Praça Valêncio de Barros: a História por trás da Ficção

“A História é o alicerce sobre o qual construo meus romances”

(Alexandre Dumas – autor de Os Três Mosqueteiros)


Em Bebedouro, estado de São Paulo, no início do século vinte, a área do antigo Cemitério Municipal cede lugar a um espaço público contendo uma paisagem natural e de práticas sociais, o Jardim Misterioso. Este, a partir de 1912,  com a mesma finalidade ,passa a se chamar Praça Valêncio de Barros. A homenagem contempla o primeiro Prefeito Municipal da cidade (1908-1910), mas sem a estátua dele. O que, por sinal, deixa a impressão de um projeto não acabado.


Atualmente, não se encontra – se é que existiu - a Lei ou o Decreto Municipal da criação dessa praça. Nem na Prefeitura nem nos Arquivos Municipais nem na Câmara Municipal.  A não localização de Leis ou Decretos dessa natureza repassa à educação patrimonial local, instrumento de alfabetização cultural, um sério prejuízo. O cidadão fica sem referência quanto à questão histórico-temporal da cidade no que diz respeito às mudanças urbanísticas – e de suas nomenclaturas - ocorridas no espaço onde vive.


A título de exemplo, veja só, leitor: em 1899, na cidade de São Paulo, capital do nosso estado, a Lei nº 416, de 28 de agosto, passa a denominar Rua Dr. Rodrigo Silva a primitiva Rua da Assembleia. Como se vê, muito antes de 1912, os logradouros são criados através de leis. No momento atual, um decreto ou lei municipal regularizando a questão da Praça Valêncio de Barros - e de outros logradouros em situação idêntica - seria extremamente salutar para configurar um rosto documental à História da nossa cidade.

- [Trechos dos itens]:

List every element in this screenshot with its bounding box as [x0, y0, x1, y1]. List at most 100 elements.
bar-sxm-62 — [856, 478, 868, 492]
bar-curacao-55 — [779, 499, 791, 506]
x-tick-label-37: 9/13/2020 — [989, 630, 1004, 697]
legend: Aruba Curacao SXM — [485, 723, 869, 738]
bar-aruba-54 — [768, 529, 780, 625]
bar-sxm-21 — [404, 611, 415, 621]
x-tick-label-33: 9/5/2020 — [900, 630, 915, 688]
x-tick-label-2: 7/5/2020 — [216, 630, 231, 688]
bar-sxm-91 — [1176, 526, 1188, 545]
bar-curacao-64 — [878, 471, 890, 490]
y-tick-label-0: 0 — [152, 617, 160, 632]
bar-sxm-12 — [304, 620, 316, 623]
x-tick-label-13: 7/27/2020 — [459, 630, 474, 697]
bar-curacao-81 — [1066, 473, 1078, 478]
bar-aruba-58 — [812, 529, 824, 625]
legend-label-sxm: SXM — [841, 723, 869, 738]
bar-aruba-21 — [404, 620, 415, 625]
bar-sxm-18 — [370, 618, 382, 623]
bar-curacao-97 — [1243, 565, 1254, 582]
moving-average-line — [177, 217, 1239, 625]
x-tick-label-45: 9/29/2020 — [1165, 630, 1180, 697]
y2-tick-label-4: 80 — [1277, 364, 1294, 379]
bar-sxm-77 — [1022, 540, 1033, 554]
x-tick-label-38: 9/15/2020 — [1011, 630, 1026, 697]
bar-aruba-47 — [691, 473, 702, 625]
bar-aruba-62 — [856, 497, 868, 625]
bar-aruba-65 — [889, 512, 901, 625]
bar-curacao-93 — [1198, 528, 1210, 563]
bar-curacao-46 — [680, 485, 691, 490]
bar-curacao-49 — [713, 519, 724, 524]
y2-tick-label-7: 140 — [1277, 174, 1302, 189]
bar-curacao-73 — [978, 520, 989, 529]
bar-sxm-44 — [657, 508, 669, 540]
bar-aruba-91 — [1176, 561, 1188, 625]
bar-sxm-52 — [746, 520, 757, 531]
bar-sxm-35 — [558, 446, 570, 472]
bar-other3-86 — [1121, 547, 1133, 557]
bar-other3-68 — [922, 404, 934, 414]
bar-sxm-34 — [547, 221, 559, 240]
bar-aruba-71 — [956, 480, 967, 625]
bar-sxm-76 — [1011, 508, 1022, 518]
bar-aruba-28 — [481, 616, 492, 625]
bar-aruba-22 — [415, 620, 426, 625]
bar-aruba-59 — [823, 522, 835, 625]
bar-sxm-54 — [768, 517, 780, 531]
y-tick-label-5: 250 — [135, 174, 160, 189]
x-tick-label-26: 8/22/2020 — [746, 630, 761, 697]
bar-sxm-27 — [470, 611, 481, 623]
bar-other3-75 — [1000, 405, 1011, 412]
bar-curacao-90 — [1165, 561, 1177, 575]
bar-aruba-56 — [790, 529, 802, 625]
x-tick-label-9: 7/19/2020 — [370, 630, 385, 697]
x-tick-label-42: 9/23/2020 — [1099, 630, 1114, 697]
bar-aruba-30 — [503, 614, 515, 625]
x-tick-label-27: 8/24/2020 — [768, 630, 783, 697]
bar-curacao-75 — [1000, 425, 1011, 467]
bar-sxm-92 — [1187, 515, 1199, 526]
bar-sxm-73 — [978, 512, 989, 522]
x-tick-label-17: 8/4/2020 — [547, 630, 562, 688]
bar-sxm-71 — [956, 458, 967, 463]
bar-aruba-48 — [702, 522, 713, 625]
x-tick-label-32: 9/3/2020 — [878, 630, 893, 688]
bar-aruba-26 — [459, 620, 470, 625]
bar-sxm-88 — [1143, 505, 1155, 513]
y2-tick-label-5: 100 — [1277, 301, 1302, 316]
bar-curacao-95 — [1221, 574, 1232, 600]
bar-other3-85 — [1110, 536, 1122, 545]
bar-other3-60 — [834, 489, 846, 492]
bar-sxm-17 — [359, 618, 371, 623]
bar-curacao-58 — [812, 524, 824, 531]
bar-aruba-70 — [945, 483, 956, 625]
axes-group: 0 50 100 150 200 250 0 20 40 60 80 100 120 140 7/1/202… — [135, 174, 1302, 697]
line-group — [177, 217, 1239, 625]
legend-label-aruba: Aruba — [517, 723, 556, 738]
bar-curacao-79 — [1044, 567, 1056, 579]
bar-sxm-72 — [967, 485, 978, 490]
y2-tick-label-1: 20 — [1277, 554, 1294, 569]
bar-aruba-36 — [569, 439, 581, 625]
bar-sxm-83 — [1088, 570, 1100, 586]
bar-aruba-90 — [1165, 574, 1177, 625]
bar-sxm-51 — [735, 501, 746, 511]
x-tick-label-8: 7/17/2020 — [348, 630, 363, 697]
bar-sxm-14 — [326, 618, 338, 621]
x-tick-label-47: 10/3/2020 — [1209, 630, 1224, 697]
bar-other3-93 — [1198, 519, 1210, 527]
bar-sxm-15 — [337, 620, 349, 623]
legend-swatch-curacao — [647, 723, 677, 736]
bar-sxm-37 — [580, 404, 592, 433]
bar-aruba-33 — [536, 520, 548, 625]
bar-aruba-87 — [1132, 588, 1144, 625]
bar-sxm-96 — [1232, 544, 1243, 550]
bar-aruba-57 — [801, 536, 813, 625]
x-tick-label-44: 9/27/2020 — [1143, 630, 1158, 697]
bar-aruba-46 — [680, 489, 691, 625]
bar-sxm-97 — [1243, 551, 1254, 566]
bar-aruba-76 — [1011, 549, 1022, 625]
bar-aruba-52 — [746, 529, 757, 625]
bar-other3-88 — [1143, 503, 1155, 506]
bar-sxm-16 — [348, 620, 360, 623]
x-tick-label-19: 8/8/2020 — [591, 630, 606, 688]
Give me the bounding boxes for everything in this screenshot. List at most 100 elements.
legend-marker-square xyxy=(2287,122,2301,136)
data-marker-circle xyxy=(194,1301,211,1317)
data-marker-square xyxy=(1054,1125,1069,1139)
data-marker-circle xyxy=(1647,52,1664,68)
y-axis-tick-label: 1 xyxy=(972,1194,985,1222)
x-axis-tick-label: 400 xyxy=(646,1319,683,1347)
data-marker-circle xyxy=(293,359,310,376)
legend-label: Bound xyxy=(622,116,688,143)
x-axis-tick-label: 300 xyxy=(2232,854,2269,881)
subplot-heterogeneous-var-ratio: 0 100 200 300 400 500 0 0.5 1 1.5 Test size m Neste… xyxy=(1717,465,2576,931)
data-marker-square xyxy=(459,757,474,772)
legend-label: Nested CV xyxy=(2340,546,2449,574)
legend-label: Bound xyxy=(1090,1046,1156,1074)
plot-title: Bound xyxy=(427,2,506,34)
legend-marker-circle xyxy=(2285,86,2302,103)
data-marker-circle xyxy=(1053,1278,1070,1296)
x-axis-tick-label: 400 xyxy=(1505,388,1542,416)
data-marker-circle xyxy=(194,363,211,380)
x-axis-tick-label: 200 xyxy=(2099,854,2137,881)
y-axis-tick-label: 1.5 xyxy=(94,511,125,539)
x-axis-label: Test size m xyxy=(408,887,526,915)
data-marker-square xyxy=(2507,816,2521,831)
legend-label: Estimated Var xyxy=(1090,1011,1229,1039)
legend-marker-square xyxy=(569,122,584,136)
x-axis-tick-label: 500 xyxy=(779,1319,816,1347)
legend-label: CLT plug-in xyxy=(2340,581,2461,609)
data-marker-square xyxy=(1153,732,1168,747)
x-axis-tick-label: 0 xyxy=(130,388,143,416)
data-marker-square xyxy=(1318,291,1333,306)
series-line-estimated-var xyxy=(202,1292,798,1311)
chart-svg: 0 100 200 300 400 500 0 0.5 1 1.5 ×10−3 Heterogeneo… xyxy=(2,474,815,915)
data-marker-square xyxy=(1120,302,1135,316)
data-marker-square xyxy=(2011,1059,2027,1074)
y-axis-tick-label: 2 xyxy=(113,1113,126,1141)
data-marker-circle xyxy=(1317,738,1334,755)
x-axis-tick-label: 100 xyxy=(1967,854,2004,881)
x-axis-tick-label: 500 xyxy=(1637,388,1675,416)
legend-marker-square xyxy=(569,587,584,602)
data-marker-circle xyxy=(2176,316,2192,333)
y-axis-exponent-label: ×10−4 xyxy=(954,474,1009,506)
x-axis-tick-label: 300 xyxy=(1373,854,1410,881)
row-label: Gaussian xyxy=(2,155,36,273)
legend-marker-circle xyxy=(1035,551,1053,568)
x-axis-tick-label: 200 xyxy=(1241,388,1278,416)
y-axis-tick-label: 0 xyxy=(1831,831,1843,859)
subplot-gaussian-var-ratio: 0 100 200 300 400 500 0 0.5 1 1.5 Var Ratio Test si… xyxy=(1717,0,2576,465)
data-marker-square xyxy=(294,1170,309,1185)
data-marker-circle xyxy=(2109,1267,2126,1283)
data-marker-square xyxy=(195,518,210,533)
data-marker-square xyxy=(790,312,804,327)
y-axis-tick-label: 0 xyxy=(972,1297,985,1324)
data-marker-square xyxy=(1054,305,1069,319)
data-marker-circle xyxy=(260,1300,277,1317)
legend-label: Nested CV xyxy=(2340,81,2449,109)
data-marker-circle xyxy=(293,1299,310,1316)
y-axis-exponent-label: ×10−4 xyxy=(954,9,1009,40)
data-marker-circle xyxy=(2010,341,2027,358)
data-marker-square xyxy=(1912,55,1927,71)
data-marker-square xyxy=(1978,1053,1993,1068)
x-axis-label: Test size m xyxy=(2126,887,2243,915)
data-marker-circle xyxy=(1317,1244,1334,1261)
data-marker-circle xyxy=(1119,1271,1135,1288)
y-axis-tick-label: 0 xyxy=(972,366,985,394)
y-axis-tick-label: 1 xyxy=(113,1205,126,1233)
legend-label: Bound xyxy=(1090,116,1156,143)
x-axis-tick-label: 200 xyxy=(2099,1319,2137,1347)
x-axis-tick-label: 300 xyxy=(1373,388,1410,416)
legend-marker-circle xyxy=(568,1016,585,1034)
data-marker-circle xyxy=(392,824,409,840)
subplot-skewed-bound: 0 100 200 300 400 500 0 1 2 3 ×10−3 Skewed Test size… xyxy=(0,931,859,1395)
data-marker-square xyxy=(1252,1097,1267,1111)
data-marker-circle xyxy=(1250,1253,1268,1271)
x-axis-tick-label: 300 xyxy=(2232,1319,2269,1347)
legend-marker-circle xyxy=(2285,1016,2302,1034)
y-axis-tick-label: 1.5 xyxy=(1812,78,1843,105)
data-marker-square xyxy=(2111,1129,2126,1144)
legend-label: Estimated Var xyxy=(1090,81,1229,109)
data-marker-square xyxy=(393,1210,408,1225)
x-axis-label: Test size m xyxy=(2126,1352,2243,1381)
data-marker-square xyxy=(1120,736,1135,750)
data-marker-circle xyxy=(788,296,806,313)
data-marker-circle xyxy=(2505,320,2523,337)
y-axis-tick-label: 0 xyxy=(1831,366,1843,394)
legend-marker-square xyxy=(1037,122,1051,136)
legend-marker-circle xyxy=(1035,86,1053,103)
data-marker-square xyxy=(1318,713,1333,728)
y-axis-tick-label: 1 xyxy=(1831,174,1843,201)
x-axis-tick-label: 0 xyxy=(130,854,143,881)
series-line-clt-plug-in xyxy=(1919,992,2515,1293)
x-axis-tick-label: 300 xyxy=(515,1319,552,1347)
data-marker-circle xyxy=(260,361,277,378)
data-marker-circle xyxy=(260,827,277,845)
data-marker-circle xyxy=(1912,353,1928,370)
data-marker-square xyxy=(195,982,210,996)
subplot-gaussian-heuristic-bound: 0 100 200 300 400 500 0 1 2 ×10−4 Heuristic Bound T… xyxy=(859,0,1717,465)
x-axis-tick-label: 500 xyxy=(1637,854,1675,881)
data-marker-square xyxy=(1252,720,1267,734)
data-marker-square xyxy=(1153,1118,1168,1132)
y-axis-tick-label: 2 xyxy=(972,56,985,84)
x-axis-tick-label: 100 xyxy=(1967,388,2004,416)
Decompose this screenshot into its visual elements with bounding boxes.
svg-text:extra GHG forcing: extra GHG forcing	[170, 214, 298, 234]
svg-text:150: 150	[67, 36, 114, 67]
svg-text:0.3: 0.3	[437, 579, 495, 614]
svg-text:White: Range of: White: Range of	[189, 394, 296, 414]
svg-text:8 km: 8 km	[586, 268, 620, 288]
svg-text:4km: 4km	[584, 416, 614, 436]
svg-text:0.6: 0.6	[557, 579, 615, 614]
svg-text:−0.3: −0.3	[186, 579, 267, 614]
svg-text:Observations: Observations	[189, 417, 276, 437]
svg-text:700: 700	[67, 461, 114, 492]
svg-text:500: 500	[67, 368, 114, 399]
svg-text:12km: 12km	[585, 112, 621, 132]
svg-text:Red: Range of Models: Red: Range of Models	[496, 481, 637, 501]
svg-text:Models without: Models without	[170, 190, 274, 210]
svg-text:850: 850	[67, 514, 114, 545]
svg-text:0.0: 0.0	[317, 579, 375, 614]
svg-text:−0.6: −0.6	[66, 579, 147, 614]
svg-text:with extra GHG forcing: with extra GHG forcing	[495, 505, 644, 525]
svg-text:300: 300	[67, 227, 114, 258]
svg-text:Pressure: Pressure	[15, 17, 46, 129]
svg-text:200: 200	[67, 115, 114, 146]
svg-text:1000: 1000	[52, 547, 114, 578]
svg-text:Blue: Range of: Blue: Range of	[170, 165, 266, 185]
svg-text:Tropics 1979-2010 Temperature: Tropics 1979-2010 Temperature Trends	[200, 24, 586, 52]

- [Tarefa do exercício A]:
De acordo com o texto sobre a Praça Valêncio de Barros, em que ano o Jardim Misterioso passa a se chamar Praça Valêncio de Barros?
- [Tarefa do exercício B]:
No texto sobre a Praça Valêncio de Barros, reescreva o trecho entre "Praça Valêncio de Barros: a" e "projeto não acabado.", inclusive, substituindo "Jardim Misterioso" por "Jardim Secreto".

- [Resposta completa A]:
Em 1912.

- [Resposta completa B]:
Praça Valêncio de Barros: a História por trás da Ficção

“A História é o alicerce sobre o qual construo meus romances”

(Alexandre Dumas – autor de Os Três Mosqueteiros)


Em Bebedouro, estado de São Paulo, no início do século vinte, a área do antigo Cemitério Municipal cede lugar a um espaço público contendo uma paisagem natural e de práticas sociais, o Jardim Secreto. Este, a partir de 1912,  com a mesma finalidade ,passa a se chamar Praça Valêncio de Barros. A homenagem contempla o primeiro Prefeito Municipal da cidade (1908-1910), mas sem a estátua dele. O que, por sinal, deixa a impressão de um projeto não acabado.